*** STORED DATA ***

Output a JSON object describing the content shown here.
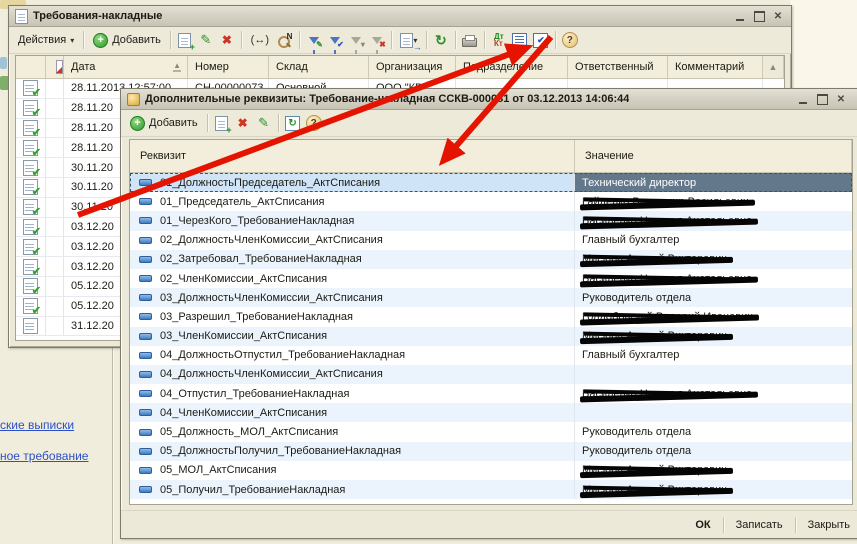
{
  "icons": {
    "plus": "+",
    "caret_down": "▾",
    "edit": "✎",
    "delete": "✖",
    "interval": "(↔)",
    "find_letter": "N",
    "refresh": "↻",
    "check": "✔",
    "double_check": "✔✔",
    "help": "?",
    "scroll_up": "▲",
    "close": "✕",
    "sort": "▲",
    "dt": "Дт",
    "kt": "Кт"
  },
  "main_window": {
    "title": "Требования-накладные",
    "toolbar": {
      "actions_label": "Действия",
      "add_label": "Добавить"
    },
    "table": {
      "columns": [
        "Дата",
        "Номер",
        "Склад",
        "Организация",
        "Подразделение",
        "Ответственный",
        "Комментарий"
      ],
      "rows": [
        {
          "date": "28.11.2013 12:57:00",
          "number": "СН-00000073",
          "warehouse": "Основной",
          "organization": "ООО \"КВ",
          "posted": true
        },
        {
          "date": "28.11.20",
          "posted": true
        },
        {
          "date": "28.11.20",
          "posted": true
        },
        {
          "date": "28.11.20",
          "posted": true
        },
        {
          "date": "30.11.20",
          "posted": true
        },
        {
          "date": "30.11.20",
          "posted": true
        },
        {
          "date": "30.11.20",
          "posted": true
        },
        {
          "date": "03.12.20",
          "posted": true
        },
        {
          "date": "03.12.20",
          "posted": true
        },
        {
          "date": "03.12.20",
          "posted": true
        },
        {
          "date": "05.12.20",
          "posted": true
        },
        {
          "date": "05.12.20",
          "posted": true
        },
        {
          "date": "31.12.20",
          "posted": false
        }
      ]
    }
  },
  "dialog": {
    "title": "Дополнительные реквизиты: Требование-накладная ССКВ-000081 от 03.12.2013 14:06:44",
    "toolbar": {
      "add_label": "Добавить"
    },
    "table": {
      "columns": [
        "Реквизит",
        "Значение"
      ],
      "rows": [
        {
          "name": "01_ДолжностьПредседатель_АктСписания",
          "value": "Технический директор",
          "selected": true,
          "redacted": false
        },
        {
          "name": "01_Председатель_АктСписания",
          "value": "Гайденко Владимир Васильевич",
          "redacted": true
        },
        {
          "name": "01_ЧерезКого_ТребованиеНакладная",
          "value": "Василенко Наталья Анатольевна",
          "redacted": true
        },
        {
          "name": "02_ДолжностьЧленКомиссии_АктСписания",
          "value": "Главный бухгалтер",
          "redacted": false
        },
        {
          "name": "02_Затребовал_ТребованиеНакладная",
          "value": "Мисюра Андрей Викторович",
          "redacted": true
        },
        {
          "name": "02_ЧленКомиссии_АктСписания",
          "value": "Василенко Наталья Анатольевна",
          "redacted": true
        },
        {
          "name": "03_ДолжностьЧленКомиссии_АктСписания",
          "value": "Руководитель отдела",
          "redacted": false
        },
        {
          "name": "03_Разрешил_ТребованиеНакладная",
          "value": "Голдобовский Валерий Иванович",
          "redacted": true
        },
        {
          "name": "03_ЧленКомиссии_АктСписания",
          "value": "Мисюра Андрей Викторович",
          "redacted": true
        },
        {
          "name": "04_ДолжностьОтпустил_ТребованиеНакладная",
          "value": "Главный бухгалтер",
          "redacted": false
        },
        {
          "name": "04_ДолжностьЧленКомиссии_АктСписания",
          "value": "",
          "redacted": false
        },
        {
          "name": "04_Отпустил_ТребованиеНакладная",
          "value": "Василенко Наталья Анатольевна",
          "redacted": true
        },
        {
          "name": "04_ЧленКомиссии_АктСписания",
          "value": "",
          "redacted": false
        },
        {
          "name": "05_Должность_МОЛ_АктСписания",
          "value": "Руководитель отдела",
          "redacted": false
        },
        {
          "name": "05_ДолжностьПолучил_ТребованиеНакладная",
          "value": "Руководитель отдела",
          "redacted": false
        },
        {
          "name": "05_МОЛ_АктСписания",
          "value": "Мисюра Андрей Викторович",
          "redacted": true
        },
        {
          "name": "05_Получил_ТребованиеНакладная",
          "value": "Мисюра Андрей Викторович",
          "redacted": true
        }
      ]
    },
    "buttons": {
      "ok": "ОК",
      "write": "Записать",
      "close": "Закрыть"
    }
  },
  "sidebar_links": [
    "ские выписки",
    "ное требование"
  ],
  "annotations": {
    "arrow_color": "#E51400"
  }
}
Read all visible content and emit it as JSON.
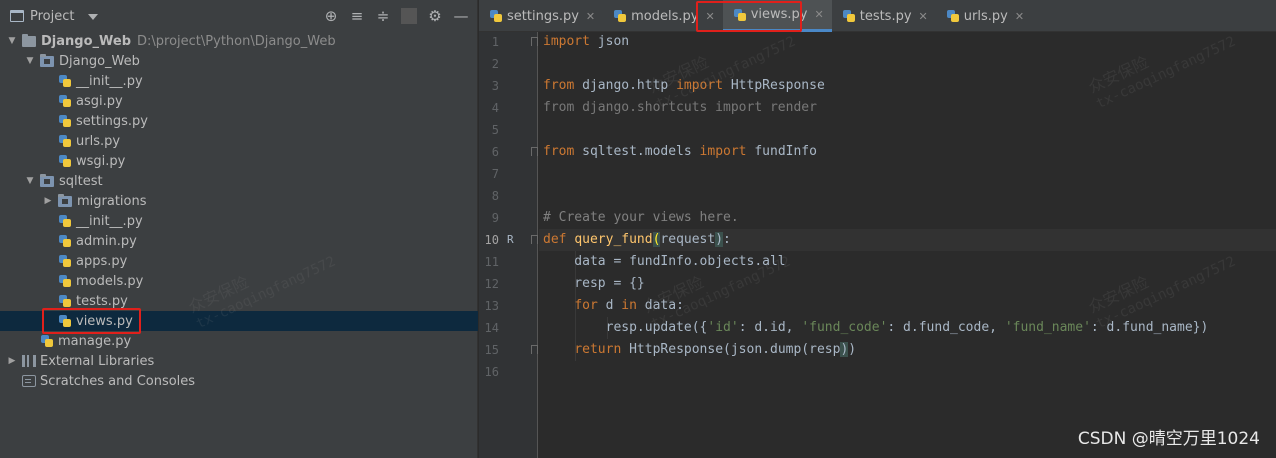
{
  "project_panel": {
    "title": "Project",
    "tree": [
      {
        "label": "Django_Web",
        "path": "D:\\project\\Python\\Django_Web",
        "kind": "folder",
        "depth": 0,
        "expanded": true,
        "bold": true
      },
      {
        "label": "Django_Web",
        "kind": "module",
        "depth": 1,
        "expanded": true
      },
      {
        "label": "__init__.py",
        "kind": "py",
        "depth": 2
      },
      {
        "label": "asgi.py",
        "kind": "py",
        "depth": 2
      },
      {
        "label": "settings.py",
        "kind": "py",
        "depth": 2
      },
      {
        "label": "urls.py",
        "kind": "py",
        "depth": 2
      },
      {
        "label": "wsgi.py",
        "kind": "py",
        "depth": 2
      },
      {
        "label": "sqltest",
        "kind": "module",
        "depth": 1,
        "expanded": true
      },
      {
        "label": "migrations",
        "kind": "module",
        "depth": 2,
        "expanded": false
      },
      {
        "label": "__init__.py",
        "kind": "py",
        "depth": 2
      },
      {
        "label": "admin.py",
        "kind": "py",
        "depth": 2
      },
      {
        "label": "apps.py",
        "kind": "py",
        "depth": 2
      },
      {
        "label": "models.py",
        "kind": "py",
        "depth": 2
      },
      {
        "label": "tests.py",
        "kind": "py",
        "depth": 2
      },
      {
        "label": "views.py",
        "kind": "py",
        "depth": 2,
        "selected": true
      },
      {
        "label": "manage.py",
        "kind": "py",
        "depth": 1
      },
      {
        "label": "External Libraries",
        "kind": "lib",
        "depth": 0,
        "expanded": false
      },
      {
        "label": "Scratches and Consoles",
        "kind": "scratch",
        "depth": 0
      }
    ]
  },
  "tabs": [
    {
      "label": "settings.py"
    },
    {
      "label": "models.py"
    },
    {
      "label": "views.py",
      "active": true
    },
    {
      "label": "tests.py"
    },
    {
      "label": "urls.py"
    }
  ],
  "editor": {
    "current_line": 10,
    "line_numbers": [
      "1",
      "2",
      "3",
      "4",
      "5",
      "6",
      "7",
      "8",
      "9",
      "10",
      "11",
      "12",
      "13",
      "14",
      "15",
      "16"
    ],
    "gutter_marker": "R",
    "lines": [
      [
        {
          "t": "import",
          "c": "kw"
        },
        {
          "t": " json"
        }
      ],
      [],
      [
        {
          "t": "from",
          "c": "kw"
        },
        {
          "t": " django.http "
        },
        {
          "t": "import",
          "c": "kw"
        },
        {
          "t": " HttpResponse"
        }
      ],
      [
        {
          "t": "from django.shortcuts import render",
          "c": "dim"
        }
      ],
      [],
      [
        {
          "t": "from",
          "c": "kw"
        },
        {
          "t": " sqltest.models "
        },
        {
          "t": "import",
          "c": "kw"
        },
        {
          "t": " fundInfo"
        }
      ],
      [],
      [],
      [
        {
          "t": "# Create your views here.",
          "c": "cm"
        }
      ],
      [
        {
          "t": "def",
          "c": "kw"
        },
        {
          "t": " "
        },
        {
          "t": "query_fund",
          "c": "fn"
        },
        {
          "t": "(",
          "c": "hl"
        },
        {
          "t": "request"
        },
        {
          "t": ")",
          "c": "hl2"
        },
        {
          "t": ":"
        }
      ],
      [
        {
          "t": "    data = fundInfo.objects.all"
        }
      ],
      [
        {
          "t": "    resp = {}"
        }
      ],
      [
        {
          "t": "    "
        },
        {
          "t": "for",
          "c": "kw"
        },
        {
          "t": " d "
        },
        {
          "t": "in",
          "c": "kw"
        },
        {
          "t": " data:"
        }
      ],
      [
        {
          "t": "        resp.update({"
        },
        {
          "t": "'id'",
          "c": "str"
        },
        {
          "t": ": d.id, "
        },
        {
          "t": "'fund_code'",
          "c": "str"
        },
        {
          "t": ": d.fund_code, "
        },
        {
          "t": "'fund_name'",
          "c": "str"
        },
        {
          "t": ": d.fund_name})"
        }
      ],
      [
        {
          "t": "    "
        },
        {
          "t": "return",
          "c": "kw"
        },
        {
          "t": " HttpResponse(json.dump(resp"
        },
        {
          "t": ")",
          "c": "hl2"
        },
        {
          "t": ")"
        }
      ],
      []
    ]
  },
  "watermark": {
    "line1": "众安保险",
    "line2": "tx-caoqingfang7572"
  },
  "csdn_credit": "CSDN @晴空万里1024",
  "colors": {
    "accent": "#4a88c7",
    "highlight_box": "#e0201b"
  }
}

***

### [TASK TO COMPLETE]
Which lines contain the word "title"? Return each of them.

### [TASK OUTPUT]
    "title": "Требования-накладные",
    "title": "Дополнительные реквизиты: Требование-накладная ССКВ-000081 от 03.12.2013 14:06:44",
    "title": "Project",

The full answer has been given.